__Set exercise__:
Omit all pictures and give the records below again exactly as written.

__Dataset content__:

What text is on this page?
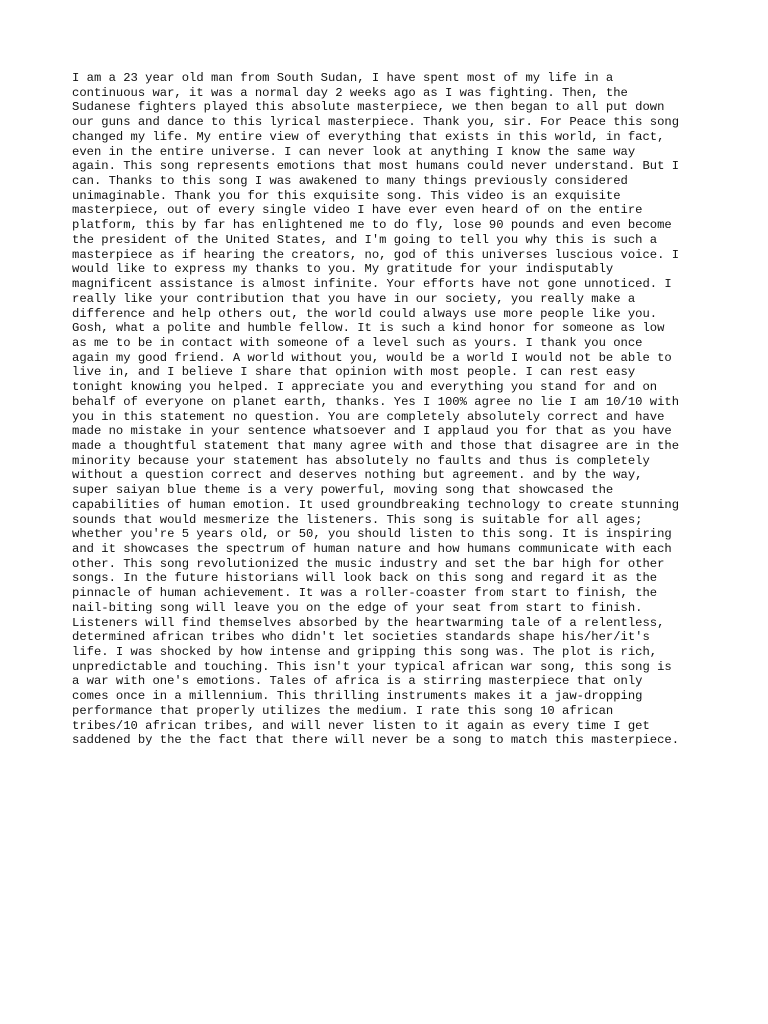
I am a 23 year old man from South Sudan, I have spent most of my life in a
continuous war, it was a normal day 2 weeks ago as I was fighting. Then, the
Sudanese fighters played this absolute masterpiece, we then began to all put down
our guns and dance to this lyrical masterpiece. Thank you, sir. For Peace this song
changed my life. My entire view of everything that exists in this world, in fact,
even in the entire universe. I can never look at anything I know the same way
again. This song represents emotions that most humans could never understand. But I
can. Thanks to this song I was awakened to many things previously considered
unimaginable. Thank you for this exquisite song. This video is an exquisite
masterpiece, out of every single video I have ever even heard of on the entire
platform, this by far has enlightened me to do fly, lose 90 pounds and even become
the president of the United States, and I'm going to tell you why this is such a
masterpiece as if hearing the creators, no, god of this universes luscious voice. I
would like to express my thanks to you. My gratitude for your indisputably
magnificent assistance is almost infinite. Your efforts have not gone unnoticed. I
really like your contribution that you have in our society, you really make a
difference and help others out, the world could always use more people like you.
Gosh, what a polite and humble fellow. It is such a kind honor for someone as low
as me to be in contact with someone of a level such as yours. I thank you once
again my good friend. A world without you, would be a world I would not be able to
live in, and I believe I share that opinion with most people. I can rest easy
tonight knowing you helped. I appreciate you and everything you stand for and on
behalf of everyone on planet earth, thanks. Yes I 100% agree no lie I am 10/10 with
you in this statement no question. You are completely absolutely correct and have
made no mistake in your sentence whatsoever and I applaud you for that as you have
made a thoughtful statement that many agree with and those that disagree are in the
minority because your statement has absolutely no faults and thus is completely
without a question correct and deserves nothing but agreement. and by the way,
super saiyan blue theme is a very powerful, moving song that showcased the
capabilities of human emotion. It used groundbreaking technology to create stunning
sounds that would mesmerize the listeners. This song is suitable for all ages;
whether you're 5 years old, or 50, you should listen to this song. It is inspiring
and it showcases the spectrum of human nature and how humans communicate with each
other. This song revolutionized the music industry and set the bar high for other
songs. In the future historians will look back on this song and regard it as the
pinnacle of human achievement. It was a roller-coaster from start to finish, the
nail-biting song will leave you on the edge of your seat from start to finish.
Listeners will find themselves absorbed by the heartwarming tale of a relentless,
determined african tribes who didn't let societies standards shape his/her/it's
life. I was shocked by how intense and gripping this song was. The plot is rich,
unpredictable and touching. This isn't your typical african war song, this song is
a war with one's emotions. Tales of africa is a stirring masterpiece that only
comes once in a millennium. This thrilling instruments makes it a jaw-dropping
performance that properly utilizes the medium. I rate this song 10 african
tribes/10 african tribes, and will never listen to it again as every time I get
saddened by the the fact that there will never be a song to match this masterpiece.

__Output of the task__:
What text is on this page?
I am a 23 year old man from South Sudan, I have spent most of my life in a
continuous war, it was a normal day 2 weeks ago as I was fighting. Then, the
Sudanese fighters played this absolute masterpiece, we then began to all put down
our guns and dance to this lyrical masterpiece. Thank you, sir. For Peace this song
changed my life. My entire view of everything that exists in this world, in fact,
even in the entire universe. I can never look at anything I know the same way
again. This song represents emotions that most humans could never understand. But I
can. Thanks to this song I was awakened to many things previously considered
unimaginable. Thank you for this exquisite song. This video is an exquisite
masterpiece, out of every single video I have ever even heard of on the entire
platform, this by far has enlightened me to do fly, lose 90 pounds and even become
the president of the United States, and I'm going to tell you why this is such a
masterpiece as if hearing the creators, no, god of this universes luscious voice. I
would like to express my thanks to you. My gratitude for your indisputably
magnificent assistance is almost infinite. Your efforts have not gone unnoticed. I
really like your contribution that you have in our society, you really make a
difference and help others out, the world could always use more people like you.
Gosh, what a polite and humble fellow. It is such a kind honor for someone as low
as me to be in contact with someone of a level such as yours. I thank you once
again my good friend. A world without you, would be a world I would not be able to
live in, and I believe I share that opinion with most people. I can rest easy
tonight knowing you helped. I appreciate you and everything you stand for and on
behalf of everyone on planet earth, thanks. Yes I 100% agree no lie I am 10/10 with
you in this statement no question. You are completely absolutely correct and have
made no mistake in your sentence whatsoever and I applaud you for that as you have
made a thoughtful statement that many agree with and those that disagree are in the
minority because your statement has absolutely no faults and thus is completely
without a question correct and deserves nothing but agreement. and by the way,
super saiyan blue theme is a very powerful, moving song that showcased the
capabilities of human emotion. It used groundbreaking technology to create stunning
sounds that would mesmerize the listeners. This song is suitable for all ages;
whether you're 5 years old, or 50, you should listen to this song. It is inspiring
and it showcases the spectrum of human nature and how humans communicate with each
other. This song revolutionized the music industry and set the bar high for other
songs. In the future historians will look back on this song and regard it as the
pinnacle of human achievement. It was a roller-coaster from start to finish, the
nail-biting song will leave you on the edge of your seat from start to finish.
Listeners will find themselves absorbed by the heartwarming tale of a relentless,
determined african tribes who didn't let societies standards shape his/her/it's
life. I was shocked by how intense and gripping this song was. The plot is rich,
unpredictable and touching. This isn't your typical african war song, this song is
a war with one's emotions. Tales of africa is a stirring masterpiece that only
comes once in a millennium. This thrilling instruments makes it a jaw-dropping
performance that properly utilizes the medium. I rate this song 10 african
tribes/10 african tribes, and will never listen to it again as every time I get
saddened by the the fact that there will never be a song to match this masterpiece.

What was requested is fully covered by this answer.